▶ [Task goal]: Copy every one of the lines below without changing anything, but leave the picture out.
————————
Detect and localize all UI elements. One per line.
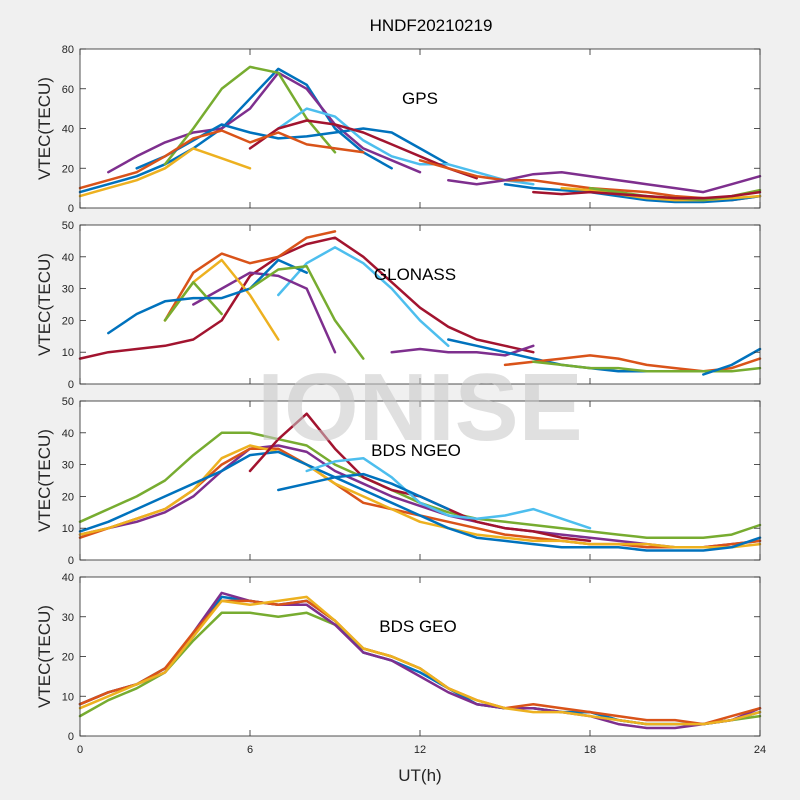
y-tick-label: 40 [62,252,74,264]
y-tick-label: 40 [62,124,74,136]
series-line-1 [78,236,535,360]
y-tick-label: 0 [68,731,74,743]
series-line-7 [305,456,592,530]
y-tick-label: 10 [62,523,74,535]
y-tick-label: 20 [62,315,74,327]
x-tick-label: 0 [77,744,83,756]
y-tick-label: 30 [62,284,74,296]
series-line-6 [163,280,223,322]
figure-title: HNDF20210219 [370,16,493,35]
series-line-11 [503,182,762,204]
series-annotation: BDS NGEO [371,441,461,460]
series-line-7 [107,258,308,335]
series-line-5 [78,595,762,726]
series-line-10 [447,170,762,194]
plot-area [80,401,760,560]
series-annotation: GLONASS [374,265,456,284]
y-tick-label: 80 [62,44,74,56]
y-tick-label: 50 [62,396,74,408]
series-line-6 [248,119,478,180]
plot-area [80,577,760,736]
y-axis-label: VTEC(TECU) [35,429,54,532]
series-line-3 [277,246,450,348]
series-annotation: GPS [402,89,438,108]
y-tick-label: 10 [62,691,74,703]
x-tick-label: 18 [584,744,596,756]
y-tick-label: 20 [62,163,74,175]
y-tick-label: 0 [68,379,74,391]
y-tick-label: 30 [62,460,74,472]
subplot-2: 0 10 20 30 40 50 VTEC(TECU) GLONASS [35,220,762,391]
series-line-2 [107,71,422,174]
y-axis-label: VTEC(TECU) [35,253,54,356]
plot-area [80,49,760,208]
series-annotation: BDS GEO [379,617,456,636]
y-tick-label: 10 [62,347,74,359]
y-tick-label: 0 [68,555,74,567]
series-line-4 [78,444,762,549]
y-axis-label: VTEC(TECU) [35,77,54,180]
series-line-12 [560,186,762,202]
x-tick-label: 6 [247,744,253,756]
x-axis-label: UT(h) [398,766,441,785]
series-line-3 [163,65,337,166]
subplot-1: 0 20 40 60 80 VTEC(TECU) GPS [35,44,762,215]
y-tick-label: 50 [62,220,74,232]
y-tick-label: 30 [62,612,74,624]
series-line-14 [532,190,762,200]
y-tick-label: 40 [62,428,74,440]
series-line-5 [78,450,762,552]
x-tick-label: 24 [754,744,766,756]
watermark: IONISE [257,354,582,461]
subplot-3: 0 10 20 30 40 50 VTEC(TECU) BDS NGEO [35,396,762,567]
series-line-10 [447,338,648,373]
x-tick-label: 12 [414,744,426,756]
series-line-5 [277,107,535,186]
series-line-8 [78,147,252,198]
series-line-8 [248,265,365,360]
series-line-12 [532,360,762,373]
y-tick-label: 20 [62,652,74,664]
series-line-2 [163,230,337,322]
series-line-13 [702,347,762,376]
y-tick-label: 40 [62,572,74,584]
y-axis-label: VTEC(TECU) [35,605,54,708]
series-line-8 [277,472,450,511]
y-tick-label: 20 [62,491,74,503]
subplot-4: 0 10 20 30 40 0 6 12 18 24 VTEC(TECU) BDS GEO [35,572,766,756]
y-tick-label: 0 [68,203,74,215]
y-tick-label: 60 [62,84,74,96]
series-line-7 [78,129,365,190]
————————
▶ [Answer for this exercise]:
Detect and localize all UI elements. One per line.
y-tick-label: 40 [62,252,74,264]
y-tick-label: 40 [62,124,74,136]
series-line-1 [78,236,535,360]
y-tick-label: 0 [68,731,74,743]
series-line-7 [305,456,592,530]
y-tick-label: 10 [62,523,74,535]
y-tick-label: 20 [62,315,74,327]
x-tick-label: 0 [77,744,83,756]
y-tick-label: 30 [62,284,74,296]
series-line-6 [163,280,223,322]
figure-title: HNDF20210219 [370,16,493,35]
series-line-11 [503,182,762,204]
series-annotation: BDS NGEO [371,441,461,460]
series-line-7 [107,258,308,335]
series-line-5 [78,595,762,726]
series-line-10 [447,170,762,194]
plot-area [80,401,760,560]
series-annotation: GLONASS [374,265,456,284]
y-tick-label: 80 [62,44,74,56]
y-tick-label: 50 [62,396,74,408]
series-line-6 [248,119,478,180]
plot-area [80,577,760,736]
y-axis-label: VTEC(TECU) [35,429,54,532]
series-line-3 [277,246,450,348]
series-annotation: GPS [402,89,438,108]
y-tick-label: 10 [62,691,74,703]
x-tick-label: 18 [584,744,596,756]
y-tick-label: 20 [62,163,74,175]
y-tick-label: 0 [68,379,74,391]
y-tick-label: 30 [62,460,74,472]
subplot-2: 0 10 20 30 40 50 VTEC(TECU) GLONASS [35,220,762,391]
series-line-2 [107,71,422,174]
y-axis-label: VTEC(TECU) [35,253,54,356]
plot-area [80,49,760,208]
series-annotation: BDS GEO [379,617,456,636]
y-tick-label: 10 [62,347,74,359]
y-tick-label: 0 [68,555,74,567]
series-line-4 [78,444,762,549]
y-axis-label: VTEC(TECU) [35,77,54,180]
series-line-12 [560,186,762,202]
x-tick-label: 6 [247,744,253,756]
x-axis-label: UT(h) [398,766,441,785]
series-line-3 [163,65,337,166]
subplot-1: 0 20 40 60 80 VTEC(TECU) GPS [35,44,762,215]
y-tick-label: 50 [62,220,74,232]
y-tick-label: 30 [62,612,74,624]
series-line-14 [532,190,762,200]
y-tick-label: 40 [62,428,74,440]
series-line-5 [78,450,762,552]
x-tick-label: 24 [754,744,766,756]
watermark: IONISE [257,354,582,461]
subplot-3: 0 10 20 30 40 50 VTEC(TECU) BDS NGEO [35,396,762,567]
series-line-10 [447,338,648,373]
x-tick-label: 12 [414,744,426,756]
series-line-5 [277,107,535,186]
series-line-8 [78,147,252,198]
series-line-8 [248,265,365,360]
series-line-12 [532,360,762,373]
y-tick-label: 20 [62,652,74,664]
series-line-2 [163,230,337,322]
series-line-13 [702,347,762,376]
y-tick-label: 40 [62,572,74,584]
y-axis-label: VTEC(TECU) [35,605,54,708]
series-line-8 [277,472,450,511]
y-tick-label: 20 [62,491,74,503]
subplot-4: 0 10 20 30 40 0 6 12 18 24 VTEC(TECU) BDS GEO [35,572,766,756]
y-tick-label: 0 [68,203,74,215]
y-tick-label: 60 [62,84,74,96]
series-line-7 [78,129,365,190]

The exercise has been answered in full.